═════ RECORDS FOR THE TASK ═════

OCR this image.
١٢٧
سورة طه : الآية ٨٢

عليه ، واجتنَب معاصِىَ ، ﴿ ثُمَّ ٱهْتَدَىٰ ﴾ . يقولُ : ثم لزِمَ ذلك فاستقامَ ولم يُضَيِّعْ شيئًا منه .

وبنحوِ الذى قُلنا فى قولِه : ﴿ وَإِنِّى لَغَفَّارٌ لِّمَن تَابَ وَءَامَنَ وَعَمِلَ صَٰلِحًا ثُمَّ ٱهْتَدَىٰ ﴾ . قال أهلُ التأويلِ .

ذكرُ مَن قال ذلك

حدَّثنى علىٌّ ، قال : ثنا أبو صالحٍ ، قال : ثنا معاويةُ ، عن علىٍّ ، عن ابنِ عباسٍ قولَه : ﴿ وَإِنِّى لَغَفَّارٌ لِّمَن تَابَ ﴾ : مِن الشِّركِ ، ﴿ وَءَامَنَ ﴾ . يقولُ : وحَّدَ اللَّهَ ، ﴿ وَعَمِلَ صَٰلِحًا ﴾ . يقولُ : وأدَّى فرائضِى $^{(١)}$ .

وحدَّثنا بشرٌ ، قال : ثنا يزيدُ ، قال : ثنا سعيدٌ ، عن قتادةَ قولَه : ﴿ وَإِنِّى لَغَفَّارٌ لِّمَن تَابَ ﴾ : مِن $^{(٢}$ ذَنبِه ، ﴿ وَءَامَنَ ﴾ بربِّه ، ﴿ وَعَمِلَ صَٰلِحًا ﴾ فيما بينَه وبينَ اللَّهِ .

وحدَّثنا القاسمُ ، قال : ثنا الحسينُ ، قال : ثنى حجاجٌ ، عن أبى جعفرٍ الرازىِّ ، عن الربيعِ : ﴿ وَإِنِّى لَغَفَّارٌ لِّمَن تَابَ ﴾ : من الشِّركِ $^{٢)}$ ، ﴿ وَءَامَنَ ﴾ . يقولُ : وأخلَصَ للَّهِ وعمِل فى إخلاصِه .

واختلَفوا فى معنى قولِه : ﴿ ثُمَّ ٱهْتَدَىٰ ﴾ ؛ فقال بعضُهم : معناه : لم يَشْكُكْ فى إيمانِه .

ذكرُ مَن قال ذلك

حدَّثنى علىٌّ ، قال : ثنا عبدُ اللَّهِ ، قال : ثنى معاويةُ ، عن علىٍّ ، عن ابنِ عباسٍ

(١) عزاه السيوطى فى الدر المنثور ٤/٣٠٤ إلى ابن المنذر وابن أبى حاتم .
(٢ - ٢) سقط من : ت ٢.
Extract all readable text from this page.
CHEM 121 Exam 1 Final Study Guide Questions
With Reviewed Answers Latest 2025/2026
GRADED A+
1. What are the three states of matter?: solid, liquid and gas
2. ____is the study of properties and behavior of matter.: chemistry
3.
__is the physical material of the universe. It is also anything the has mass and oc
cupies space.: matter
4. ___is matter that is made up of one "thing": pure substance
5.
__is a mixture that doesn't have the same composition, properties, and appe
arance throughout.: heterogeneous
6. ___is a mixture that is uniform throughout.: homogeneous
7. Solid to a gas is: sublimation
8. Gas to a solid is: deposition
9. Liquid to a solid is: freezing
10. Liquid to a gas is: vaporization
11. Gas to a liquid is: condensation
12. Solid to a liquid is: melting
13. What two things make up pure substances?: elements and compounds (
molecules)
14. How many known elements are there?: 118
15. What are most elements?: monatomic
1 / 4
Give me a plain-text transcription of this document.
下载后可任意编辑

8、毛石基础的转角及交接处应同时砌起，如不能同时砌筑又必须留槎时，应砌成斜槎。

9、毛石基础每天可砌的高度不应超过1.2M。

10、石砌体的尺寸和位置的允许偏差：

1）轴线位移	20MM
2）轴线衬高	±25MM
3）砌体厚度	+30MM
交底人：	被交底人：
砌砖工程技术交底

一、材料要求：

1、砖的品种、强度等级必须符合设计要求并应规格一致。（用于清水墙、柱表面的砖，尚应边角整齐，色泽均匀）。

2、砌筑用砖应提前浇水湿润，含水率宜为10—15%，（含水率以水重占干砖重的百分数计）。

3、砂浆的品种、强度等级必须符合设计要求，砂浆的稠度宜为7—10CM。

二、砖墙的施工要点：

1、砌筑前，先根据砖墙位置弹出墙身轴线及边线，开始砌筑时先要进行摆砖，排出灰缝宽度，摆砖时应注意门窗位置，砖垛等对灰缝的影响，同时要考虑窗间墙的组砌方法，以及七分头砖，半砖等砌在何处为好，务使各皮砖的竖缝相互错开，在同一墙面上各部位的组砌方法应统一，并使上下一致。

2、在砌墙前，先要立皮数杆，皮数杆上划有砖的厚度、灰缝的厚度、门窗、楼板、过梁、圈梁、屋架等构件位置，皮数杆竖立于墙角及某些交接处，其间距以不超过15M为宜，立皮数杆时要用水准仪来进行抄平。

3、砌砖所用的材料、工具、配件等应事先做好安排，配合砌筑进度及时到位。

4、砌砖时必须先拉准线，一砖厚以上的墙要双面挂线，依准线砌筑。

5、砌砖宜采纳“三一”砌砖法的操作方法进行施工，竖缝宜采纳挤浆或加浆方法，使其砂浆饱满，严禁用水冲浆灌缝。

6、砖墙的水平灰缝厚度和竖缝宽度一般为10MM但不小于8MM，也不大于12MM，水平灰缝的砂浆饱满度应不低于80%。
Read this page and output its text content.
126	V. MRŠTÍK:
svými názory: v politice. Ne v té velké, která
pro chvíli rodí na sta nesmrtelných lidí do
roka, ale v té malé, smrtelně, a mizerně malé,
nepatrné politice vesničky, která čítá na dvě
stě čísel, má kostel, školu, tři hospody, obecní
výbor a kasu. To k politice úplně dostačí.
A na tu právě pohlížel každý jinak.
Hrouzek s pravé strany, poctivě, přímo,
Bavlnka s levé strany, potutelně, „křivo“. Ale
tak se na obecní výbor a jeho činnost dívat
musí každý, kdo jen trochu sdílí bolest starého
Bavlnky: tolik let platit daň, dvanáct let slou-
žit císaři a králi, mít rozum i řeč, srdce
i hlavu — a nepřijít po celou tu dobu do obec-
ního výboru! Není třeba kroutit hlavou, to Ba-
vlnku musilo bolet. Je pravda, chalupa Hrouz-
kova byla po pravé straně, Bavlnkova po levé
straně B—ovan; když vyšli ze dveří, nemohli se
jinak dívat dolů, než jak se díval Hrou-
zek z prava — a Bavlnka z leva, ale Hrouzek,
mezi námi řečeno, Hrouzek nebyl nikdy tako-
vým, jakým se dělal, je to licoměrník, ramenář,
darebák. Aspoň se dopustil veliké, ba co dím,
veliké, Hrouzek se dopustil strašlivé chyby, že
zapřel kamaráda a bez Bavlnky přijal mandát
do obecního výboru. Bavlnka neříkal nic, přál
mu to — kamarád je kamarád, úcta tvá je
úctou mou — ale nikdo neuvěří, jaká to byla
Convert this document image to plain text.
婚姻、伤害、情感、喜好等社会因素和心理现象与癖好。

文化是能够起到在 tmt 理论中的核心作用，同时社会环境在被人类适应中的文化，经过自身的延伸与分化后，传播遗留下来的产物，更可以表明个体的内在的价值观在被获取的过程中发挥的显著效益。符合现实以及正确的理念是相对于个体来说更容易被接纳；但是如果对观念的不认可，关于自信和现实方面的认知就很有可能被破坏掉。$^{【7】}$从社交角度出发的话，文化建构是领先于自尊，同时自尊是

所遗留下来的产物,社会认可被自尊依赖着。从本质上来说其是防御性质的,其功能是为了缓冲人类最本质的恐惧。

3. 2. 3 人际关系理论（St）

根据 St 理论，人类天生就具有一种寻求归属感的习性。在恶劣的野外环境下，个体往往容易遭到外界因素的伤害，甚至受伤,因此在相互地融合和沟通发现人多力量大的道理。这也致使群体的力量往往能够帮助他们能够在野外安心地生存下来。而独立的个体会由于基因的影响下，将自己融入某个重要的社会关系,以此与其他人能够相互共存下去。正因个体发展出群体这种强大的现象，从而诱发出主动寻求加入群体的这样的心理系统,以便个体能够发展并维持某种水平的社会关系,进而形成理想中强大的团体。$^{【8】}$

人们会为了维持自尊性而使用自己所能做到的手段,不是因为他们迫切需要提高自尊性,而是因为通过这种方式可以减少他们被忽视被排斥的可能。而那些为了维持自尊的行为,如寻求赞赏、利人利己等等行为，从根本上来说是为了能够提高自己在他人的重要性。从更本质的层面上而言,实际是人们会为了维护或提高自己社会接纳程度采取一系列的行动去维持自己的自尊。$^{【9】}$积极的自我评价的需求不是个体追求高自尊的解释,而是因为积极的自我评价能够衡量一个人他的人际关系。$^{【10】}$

═════

# STATED TASK
Repeat word for word every line from the one that holds "Read this page and output its text content." to the end. Both ends count.

# TASK RESPONSE
Read this page and output its text content.
126	V. MRŠTÍK:
svými názory: v politice. Ne v té velké, která
pro chvíli rodí na sta nesmrtelných lidí do
roka, ale v té malé, smrtelně, a mizerně malé,
nepatrné politice vesničky, která čítá na dvě
stě čísel, má kostel, školu, tři hospody, obecní
výbor a kasu. To k politice úplně dostačí.
A na tu právě pohlížel každý jinak.
Hrouzek s pravé strany, poctivě, přímo,
Bavlnka s levé strany, potutelně, „křivo“. Ale
tak se na obecní výbor a jeho činnost dívat
musí každý, kdo jen trochu sdílí bolest starého
Bavlnky: tolik let platit daň, dvanáct let slou-
žit císaři a králi, mít rozum i řeč, srdce
i hlavu — a nepřijít po celou tu dobu do obec-
ního výboru! Není třeba kroutit hlavou, to Ba-
vlnku musilo bolet. Je pravda, chalupa Hrouz-
kova byla po pravé straně, Bavlnkova po levé
straně B—ovan; když vyšli ze dveří, nemohli se
jinak dívat dolů, než jak se díval Hrou-
zek z prava — a Bavlnka z leva, ale Hrouzek,
mezi námi řečeno, Hrouzek nebyl nikdy tako-
vým, jakým se dělal, je to licoměrník, ramenář,
darebák. Aspoň se dopustil veliké, ba co dím,
veliké, Hrouzek se dopustil strašlivé chyby, že
zapřel kamaráda a bez Bavlnky přijal mandát
do obecního výboru. Bavlnka neříkal nic, přál
mu to — kamarád je kamarád, úcta tvá je
úctou mou — ale nikdo neuvěří, jaká to byla
Convert this document image to plain text.
婚姻、伤害、情感、喜好等社会因素和心理现象与癖好。

文化是能够起到在 tmt 理论中的核心作用，同时社会环境在被人类适应中的文化，经过自身的延伸与分化后，传播遗留下来的产物，更可以表明个体的内在的价值观在被获取的过程中发挥的显著效益。符合现实以及正确的理念是相对于个体来说更容易被接纳；但是如果对观念的不认可，关于自信和现实方面的认知就很有可能被破坏掉。$^{【7】}$从社交角度出发的话，文化建构是领先于自尊，同时自尊是

所遗留下来的产物,社会认可被自尊依赖着。从本质上来说其是防御性质的,其功能是为了缓冲人类最本质的恐惧。

3. 2. 3 人际关系理论（St）

根据 St 理论，人类天生就具有一种寻求归属感的习性。在恶劣的野外环境下，个体往往容易遭到外界因素的伤害，甚至受伤,因此在相互地融合和沟通发现人多力量大的道理。这也致使群体的力量往往能够帮助他们能够在野外安心地生存下来。而独立的个体会由于基因的影响下，将自己融入某个重要的社会关系,以此与其他人能够相互共存下去。正因个体发展出群体这种强大的现象，从而诱发出主动寻求加入群体的这样的心理系统,以便个体能够发展并维持某种水平的社会关系,进而形成理想中强大的团体。$^{【8】}$

人们会为了维持自尊性而使用自己所能做到的手段,不是因为他们迫切需要提高自尊性,而是因为通过这种方式可以减少他们被忽视被排斥的可能。而那些为了维持自尊的行为,如寻求赞赏、利人利己等等行为，从根本上来说是为了能够提高自己在他人的重要性。从更本质的层面上而言,实际是人们会为了维护或提高自己社会接纳程度采取一系列的行动去维持自己的自尊。$^{【9】}$积极的自我评价的需求不是个体追求高自尊的解释,而是因为积极的自我评价能够衡量一个人他的人际关系。$^{【10】}$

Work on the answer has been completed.